Material supplied:
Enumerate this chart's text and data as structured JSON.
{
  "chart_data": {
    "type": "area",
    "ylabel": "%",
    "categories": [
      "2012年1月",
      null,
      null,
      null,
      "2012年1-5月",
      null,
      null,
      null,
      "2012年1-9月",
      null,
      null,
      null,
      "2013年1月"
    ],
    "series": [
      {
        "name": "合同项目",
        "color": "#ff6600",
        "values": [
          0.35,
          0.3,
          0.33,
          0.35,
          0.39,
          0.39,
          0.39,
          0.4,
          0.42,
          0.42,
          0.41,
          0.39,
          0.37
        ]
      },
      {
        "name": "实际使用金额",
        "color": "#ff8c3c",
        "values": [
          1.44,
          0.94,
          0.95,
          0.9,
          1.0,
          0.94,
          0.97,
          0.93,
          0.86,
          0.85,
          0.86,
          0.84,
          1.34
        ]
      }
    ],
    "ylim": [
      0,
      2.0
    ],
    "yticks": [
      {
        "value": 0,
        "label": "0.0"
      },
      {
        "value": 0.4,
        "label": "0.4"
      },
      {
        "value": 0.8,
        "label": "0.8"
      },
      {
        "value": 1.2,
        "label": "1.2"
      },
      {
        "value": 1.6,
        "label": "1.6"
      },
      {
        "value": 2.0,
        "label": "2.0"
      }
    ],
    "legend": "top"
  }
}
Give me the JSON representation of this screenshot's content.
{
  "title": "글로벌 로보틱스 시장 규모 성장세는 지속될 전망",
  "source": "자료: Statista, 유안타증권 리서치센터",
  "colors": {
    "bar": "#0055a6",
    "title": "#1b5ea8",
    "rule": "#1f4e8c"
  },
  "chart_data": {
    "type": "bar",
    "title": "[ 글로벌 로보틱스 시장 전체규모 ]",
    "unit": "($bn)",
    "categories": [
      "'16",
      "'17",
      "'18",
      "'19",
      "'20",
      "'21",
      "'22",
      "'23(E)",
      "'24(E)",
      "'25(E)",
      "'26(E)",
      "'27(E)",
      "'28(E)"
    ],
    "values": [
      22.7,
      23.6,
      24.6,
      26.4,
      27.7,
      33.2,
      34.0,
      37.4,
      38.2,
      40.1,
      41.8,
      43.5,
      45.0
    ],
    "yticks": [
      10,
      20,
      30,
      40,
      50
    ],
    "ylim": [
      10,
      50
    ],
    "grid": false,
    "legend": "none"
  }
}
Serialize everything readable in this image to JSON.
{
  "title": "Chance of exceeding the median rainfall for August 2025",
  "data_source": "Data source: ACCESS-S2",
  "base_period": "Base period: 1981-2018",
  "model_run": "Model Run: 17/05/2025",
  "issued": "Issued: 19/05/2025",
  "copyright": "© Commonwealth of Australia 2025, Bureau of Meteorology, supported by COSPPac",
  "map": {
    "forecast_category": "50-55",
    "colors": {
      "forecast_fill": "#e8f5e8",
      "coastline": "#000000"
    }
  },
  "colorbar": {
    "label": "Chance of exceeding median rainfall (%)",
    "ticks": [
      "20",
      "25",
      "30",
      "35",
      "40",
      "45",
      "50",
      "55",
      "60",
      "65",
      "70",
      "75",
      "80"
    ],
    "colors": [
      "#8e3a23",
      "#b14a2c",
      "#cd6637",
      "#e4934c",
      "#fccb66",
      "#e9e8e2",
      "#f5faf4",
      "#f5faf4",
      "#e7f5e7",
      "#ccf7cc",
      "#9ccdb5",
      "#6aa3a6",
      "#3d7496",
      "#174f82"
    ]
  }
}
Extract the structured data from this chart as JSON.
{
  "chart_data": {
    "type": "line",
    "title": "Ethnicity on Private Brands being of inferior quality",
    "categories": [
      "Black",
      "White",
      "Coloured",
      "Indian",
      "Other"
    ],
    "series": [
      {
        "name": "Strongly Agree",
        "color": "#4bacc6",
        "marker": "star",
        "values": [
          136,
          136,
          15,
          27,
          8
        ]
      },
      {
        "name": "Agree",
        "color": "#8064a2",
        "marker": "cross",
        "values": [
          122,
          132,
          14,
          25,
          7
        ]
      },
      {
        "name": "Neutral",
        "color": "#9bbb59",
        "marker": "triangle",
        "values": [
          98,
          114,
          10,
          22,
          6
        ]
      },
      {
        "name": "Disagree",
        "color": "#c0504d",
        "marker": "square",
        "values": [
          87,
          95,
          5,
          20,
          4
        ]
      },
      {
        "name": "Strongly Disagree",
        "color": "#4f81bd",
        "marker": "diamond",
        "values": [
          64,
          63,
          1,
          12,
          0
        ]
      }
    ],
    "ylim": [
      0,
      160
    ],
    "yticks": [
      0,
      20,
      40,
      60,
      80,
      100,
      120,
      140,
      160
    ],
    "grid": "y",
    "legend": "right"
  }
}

Do this: Determine how many lines in the data above contain the string "structured". Give nothing except the number.

Task answer: 2